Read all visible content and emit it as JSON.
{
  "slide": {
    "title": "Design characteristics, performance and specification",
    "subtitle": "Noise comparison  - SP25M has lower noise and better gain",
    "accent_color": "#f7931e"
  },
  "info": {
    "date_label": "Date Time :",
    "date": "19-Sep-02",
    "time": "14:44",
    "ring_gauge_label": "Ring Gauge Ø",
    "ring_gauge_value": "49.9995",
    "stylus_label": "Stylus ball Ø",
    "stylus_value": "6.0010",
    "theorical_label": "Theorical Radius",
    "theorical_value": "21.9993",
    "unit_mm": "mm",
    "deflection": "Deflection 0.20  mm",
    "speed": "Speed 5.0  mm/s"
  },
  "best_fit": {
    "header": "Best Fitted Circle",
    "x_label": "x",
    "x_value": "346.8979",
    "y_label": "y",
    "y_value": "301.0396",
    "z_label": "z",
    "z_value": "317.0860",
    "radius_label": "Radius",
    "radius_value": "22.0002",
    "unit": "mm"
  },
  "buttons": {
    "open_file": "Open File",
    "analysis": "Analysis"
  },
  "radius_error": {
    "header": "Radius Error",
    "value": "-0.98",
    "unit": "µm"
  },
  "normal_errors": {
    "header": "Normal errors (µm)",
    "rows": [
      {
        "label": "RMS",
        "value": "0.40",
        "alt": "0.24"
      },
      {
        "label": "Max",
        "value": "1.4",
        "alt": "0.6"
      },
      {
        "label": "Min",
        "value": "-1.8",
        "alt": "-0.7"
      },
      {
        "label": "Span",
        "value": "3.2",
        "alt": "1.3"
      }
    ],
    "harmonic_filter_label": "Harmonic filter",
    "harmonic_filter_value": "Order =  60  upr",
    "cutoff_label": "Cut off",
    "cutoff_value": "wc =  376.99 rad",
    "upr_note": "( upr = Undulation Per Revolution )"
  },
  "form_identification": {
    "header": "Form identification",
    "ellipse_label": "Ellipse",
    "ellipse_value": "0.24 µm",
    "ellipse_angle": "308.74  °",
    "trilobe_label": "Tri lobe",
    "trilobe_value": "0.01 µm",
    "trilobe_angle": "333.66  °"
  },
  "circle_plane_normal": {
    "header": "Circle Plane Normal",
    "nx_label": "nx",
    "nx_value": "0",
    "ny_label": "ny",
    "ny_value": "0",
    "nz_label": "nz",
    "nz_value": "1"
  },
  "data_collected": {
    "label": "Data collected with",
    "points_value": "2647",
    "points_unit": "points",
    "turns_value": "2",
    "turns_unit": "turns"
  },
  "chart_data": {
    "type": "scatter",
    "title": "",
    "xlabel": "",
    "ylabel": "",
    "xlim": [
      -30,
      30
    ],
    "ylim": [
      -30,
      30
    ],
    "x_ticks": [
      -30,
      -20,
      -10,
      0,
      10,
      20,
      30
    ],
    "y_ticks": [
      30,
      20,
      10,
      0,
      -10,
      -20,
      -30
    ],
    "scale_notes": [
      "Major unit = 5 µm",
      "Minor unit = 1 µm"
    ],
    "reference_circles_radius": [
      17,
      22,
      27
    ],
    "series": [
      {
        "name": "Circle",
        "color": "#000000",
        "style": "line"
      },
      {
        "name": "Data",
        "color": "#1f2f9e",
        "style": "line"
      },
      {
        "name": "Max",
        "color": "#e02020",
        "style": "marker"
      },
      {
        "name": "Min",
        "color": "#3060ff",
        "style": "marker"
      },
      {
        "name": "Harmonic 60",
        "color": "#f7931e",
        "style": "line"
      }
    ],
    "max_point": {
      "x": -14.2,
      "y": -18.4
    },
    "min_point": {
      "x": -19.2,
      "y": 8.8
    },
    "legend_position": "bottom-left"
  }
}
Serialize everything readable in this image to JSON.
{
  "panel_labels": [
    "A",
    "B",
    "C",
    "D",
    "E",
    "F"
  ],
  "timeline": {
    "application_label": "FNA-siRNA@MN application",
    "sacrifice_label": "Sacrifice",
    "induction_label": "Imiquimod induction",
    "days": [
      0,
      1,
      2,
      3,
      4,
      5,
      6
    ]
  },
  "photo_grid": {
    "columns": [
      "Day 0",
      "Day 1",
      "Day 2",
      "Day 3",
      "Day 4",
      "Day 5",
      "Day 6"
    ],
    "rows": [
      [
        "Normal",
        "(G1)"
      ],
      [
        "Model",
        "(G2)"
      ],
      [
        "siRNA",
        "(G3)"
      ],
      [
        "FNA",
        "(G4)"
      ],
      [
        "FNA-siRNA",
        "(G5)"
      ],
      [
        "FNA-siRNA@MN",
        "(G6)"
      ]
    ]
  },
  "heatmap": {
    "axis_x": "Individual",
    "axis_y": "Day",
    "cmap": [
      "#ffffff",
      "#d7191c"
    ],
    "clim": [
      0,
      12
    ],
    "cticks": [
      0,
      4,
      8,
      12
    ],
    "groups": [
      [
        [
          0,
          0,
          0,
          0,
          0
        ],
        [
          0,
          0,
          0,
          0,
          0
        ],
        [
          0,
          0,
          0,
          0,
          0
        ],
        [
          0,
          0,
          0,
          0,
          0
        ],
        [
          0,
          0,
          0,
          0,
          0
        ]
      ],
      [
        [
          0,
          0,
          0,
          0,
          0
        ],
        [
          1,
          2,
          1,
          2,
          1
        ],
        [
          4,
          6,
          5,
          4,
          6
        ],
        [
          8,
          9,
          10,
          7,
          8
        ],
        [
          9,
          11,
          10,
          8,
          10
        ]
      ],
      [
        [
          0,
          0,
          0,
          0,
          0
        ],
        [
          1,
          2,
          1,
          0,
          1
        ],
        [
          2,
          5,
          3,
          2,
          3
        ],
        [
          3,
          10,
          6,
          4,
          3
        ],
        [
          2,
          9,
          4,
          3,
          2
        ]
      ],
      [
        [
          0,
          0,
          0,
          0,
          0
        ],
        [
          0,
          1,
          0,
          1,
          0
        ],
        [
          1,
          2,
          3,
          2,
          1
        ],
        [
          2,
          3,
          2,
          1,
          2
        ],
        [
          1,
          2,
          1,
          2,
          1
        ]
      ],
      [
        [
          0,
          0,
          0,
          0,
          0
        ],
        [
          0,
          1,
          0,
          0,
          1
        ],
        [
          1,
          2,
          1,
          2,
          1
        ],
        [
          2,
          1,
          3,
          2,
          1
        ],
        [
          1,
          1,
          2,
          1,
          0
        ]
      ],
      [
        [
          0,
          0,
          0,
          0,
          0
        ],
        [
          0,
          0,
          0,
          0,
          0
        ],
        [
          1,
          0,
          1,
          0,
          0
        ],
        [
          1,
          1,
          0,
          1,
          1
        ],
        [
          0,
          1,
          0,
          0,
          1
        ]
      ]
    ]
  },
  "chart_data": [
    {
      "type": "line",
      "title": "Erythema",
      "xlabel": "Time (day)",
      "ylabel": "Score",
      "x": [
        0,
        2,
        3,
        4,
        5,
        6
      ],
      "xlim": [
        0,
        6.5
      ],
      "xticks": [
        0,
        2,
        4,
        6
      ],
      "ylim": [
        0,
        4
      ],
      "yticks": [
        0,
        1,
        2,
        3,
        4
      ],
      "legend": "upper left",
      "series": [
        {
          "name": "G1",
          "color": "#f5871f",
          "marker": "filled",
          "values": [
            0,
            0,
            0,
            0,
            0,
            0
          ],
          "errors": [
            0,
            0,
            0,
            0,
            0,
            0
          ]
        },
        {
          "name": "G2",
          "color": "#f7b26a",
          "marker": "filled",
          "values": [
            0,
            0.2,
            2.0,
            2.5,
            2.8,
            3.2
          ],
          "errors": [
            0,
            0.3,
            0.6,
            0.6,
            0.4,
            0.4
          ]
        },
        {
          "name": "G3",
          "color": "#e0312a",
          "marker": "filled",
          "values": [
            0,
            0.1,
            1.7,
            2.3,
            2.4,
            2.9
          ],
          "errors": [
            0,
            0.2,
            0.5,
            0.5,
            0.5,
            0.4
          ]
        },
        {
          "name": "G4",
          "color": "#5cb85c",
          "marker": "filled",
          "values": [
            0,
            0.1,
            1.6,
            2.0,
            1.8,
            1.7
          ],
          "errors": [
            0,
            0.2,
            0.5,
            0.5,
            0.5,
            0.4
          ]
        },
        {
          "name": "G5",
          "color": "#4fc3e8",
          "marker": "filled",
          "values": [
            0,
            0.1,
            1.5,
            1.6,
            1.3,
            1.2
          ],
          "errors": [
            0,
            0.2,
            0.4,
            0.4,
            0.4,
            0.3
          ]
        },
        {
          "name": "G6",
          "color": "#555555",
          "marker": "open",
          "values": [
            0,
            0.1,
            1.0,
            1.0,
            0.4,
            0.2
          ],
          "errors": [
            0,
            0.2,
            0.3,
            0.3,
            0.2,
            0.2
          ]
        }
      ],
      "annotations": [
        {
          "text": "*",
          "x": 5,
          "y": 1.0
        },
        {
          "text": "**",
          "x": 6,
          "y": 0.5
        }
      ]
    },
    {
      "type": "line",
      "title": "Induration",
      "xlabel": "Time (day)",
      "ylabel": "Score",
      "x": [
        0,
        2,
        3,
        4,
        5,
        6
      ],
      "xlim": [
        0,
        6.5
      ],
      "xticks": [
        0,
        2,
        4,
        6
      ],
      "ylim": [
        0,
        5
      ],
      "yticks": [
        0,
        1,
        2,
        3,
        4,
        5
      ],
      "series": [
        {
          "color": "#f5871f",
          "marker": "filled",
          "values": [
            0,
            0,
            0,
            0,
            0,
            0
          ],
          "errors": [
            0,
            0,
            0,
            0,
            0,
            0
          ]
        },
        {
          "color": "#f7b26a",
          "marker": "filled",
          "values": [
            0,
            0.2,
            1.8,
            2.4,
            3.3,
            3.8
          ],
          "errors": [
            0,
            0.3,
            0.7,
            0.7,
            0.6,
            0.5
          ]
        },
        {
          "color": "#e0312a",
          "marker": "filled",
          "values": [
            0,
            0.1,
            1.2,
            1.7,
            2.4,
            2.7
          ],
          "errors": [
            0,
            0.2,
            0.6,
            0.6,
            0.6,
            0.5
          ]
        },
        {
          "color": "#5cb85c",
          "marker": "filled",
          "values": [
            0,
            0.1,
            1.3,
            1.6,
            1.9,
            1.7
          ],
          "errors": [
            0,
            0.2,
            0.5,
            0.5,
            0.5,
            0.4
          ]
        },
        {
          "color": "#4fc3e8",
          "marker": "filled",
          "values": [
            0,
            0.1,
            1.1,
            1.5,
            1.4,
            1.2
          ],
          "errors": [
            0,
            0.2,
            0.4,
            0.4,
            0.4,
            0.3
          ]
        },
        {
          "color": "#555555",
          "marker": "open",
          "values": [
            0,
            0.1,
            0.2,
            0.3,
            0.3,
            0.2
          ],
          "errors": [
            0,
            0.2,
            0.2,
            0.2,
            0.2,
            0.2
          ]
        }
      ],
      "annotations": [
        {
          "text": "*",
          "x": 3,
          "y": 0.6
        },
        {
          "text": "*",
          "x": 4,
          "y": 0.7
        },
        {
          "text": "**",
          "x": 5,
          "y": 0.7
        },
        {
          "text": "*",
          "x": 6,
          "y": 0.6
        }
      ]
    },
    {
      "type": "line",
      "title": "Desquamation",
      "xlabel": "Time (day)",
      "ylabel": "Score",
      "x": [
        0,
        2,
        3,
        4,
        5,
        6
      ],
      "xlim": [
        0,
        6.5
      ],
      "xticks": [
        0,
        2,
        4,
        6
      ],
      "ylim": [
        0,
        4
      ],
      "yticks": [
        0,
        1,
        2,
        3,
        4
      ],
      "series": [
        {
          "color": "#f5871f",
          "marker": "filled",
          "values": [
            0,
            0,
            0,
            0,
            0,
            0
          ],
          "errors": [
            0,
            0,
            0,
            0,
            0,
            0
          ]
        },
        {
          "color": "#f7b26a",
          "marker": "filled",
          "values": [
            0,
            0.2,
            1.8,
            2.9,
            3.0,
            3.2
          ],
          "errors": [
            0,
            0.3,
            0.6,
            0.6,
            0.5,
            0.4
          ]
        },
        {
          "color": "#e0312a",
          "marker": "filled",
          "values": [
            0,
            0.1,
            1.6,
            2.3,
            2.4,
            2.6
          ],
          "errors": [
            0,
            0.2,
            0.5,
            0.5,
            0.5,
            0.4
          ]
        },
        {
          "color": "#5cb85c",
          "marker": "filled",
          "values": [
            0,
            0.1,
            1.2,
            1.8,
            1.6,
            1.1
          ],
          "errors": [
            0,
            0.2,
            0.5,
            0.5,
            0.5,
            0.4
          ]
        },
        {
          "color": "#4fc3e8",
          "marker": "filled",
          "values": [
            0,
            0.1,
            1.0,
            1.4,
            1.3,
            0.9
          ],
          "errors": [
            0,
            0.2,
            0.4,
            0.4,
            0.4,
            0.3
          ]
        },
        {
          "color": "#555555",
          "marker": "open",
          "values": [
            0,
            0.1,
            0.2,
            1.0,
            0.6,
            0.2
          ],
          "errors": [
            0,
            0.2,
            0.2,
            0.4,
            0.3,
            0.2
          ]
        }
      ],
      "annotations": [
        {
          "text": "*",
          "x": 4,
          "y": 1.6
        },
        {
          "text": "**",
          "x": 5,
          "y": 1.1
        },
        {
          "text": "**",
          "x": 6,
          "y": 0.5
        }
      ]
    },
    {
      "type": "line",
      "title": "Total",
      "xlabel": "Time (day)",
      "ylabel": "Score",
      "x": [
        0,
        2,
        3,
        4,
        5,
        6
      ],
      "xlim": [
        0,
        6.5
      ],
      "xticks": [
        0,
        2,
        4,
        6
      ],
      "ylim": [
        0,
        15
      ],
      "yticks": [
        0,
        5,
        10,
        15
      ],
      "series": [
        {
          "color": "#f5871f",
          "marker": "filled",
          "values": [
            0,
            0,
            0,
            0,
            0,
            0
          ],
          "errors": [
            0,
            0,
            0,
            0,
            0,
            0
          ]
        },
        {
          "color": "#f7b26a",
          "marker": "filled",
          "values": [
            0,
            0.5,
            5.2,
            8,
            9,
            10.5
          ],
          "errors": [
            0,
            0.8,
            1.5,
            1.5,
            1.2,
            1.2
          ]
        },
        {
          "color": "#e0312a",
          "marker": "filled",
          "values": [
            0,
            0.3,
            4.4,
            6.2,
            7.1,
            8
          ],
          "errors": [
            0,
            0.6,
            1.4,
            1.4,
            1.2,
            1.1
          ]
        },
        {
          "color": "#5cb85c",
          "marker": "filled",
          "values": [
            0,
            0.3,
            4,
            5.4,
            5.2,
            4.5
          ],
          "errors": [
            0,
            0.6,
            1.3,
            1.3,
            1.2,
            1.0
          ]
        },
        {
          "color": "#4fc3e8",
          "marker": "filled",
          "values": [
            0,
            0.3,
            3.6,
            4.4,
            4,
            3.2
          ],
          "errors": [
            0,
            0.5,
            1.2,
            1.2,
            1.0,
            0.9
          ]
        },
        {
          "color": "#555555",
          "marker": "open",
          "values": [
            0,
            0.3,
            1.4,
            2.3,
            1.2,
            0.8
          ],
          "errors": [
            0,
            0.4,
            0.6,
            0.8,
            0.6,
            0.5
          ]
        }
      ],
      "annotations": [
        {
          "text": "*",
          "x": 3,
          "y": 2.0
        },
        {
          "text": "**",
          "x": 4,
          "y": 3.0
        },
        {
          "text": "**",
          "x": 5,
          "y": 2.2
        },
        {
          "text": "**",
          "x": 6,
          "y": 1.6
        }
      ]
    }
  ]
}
☆ ☆ ☆ ☆ ☆
# Short exercise:
Find the word "siRNA" in the entries, and copy every line it shows up in.

# Solution for this exercise:
    "application_label": "FNA-siRNA@MN application",
        "siRNA",
        "FNA-siRNA",
        "FNA-siRNA@MN",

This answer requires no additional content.